> **Chart and figure data**

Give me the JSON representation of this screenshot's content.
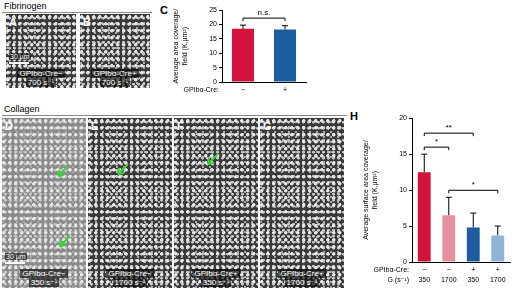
{
  "sections": [
    {
      "title": "Fibrinogen",
      "images": [
        {
          "panel": "A",
          "label": "GPIbα-Cre−",
          "shear": "700 s⁻¹",
          "scale_bar": "30 µm"
        },
        {
          "panel": "B",
          "label": "GPIbα-Cre+",
          "shear": "700 s⁻¹"
        }
      ]
    },
    {
      "title": "Collagen",
      "images": [
        {
          "panel": "D",
          "label": "GPIbα-Cre−",
          "shear": "350 s⁻¹",
          "scale_bar": "30 µm"
        },
        {
          "panel": "E",
          "label": "GPIbα-Cre−",
          "shear": "1700 s⁻¹"
        },
        {
          "panel": "F",
          "label": "GPIbα-Cre+",
          "shear": "350 s⁻¹"
        },
        {
          "panel": "G",
          "label": "GPIbα-Cre+",
          "shear": "1700 s⁻¹"
        }
      ]
    }
  ],
  "chart_data": [
    {
      "panel": "C",
      "type": "bar",
      "y_label": "Average area coverage/ field (K,µm²)",
      "x_rows": [
        {
          "label": "GPIbα-Cre:",
          "values": [
            "−",
            "+"
          ]
        }
      ],
      "values": [
        18.5,
        18.3
      ],
      "errors": [
        1.3,
        1.3
      ],
      "colors": [
        "#d2143c",
        "#1d5c9e"
      ],
      "ylim": [
        0,
        25
      ],
      "yticks": [
        0,
        5,
        10,
        15,
        20,
        25
      ],
      "grid": false,
      "annotations": [
        {
          "from": 0,
          "to": 1,
          "label": "n.s."
        }
      ]
    },
    {
      "panel": "H",
      "type": "bar",
      "y_label": "Average surface area coverage/field (K,µm²)",
      "x_rows": [
        {
          "label": "GPIbα-Cre:",
          "values": [
            "−",
            "−",
            "+",
            "+"
          ]
        },
        {
          "label": "G (s⁻¹)",
          "values": [
            "350",
            "1700",
            "350",
            "1700"
          ]
        }
      ],
      "values": [
        12.5,
        6.5,
        4.8,
        3.7
      ],
      "errors": [
        2.5,
        2.5,
        2.0,
        1.3
      ],
      "colors": [
        "#d2143c",
        "#e8909e",
        "#1d5c9e",
        "#8fb3d9"
      ],
      "ylim": [
        0,
        20
      ],
      "yticks": [
        0,
        5,
        10,
        15,
        20
      ],
      "grid": false,
      "annotations": [
        {
          "from": 0,
          "to": 1,
          "label": "*"
        },
        {
          "from": 0,
          "to": 2,
          "label": "**"
        },
        {
          "from": 1,
          "to": 3,
          "label": "*"
        }
      ]
    }
  ]
}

> **Exercise**
Leave out the pictures and copy every record above exactly.

> **In response**
Give me the JSON representation of this screenshot's content.
{
  "sections": [
    {
      "title": "Fibrinogen",
      "images": [
        {
          "panel": "A",
          "label": "GPIbα-Cre−",
          "shear": "700 s⁻¹",
          "scale_bar": "30 µm"
        },
        {
          "panel": "B",
          "label": "GPIbα-Cre+",
          "shear": "700 s⁻¹"
        }
      ]
    },
    {
      "title": "Collagen",
      "images": [
        {
          "panel": "D",
          "label": "GPIbα-Cre−",
          "shear": "350 s⁻¹",
          "scale_bar": "30 µm"
        },
        {
          "panel": "E",
          "label": "GPIbα-Cre−",
          "shear": "1700 s⁻¹"
        },
        {
          "panel": "F",
          "label": "GPIbα-Cre+",
          "shear": "350 s⁻¹"
        },
        {
          "panel": "G",
          "label": "GPIbα-Cre+",
          "shear": "1700 s⁻¹"
        }
      ]
    }
  ],
  "chart_data": [
    {
      "panel": "C",
      "type": "bar",
      "y_label": "Average area coverage/ field (K,µm²)",
      "x_rows": [
        {
          "label": "GPIbα-Cre:",
          "values": [
            "−",
            "+"
          ]
        }
      ],
      "values": [
        18.5,
        18.3
      ],
      "errors": [
        1.3,
        1.3
      ],
      "colors": [
        "#d2143c",
        "#1d5c9e"
      ],
      "ylim": [
        0,
        25
      ],
      "yticks": [
        0,
        5,
        10,
        15,
        20,
        25
      ],
      "grid": false,
      "annotations": [
        {
          "from": 0,
          "to": 1,
          "label": "n.s."
        }
      ]
    },
    {
      "panel": "H",
      "type": "bar",
      "y_label": "Average surface area coverage/field (K,µm²)",
      "x_rows": [
        {
          "label": "GPIbα-Cre:",
          "values": [
            "−",
            "−",
            "+",
            "+"
          ]
        },
        {
          "label": "G (s⁻¹)",
          "values": [
            "350",
            "1700",
            "350",
            "1700"
          ]
        }
      ],
      "values": [
        12.5,
        6.5,
        4.8,
        3.7
      ],
      "errors": [
        2.5,
        2.5,
        2.0,
        1.3
      ],
      "colors": [
        "#d2143c",
        "#e8909e",
        "#1d5c9e",
        "#8fb3d9"
      ],
      "ylim": [
        0,
        20
      ],
      "yticks": [
        0,
        5,
        10,
        15,
        20
      ],
      "grid": false,
      "annotations": [
        {
          "from": 0,
          "to": 1,
          "label": "*"
        },
        {
          "from": 0,
          "to": 2,
          "label": "**"
        },
        {
          "from": 1,
          "to": 3,
          "label": "*"
        }
      ]
    }
  ]
}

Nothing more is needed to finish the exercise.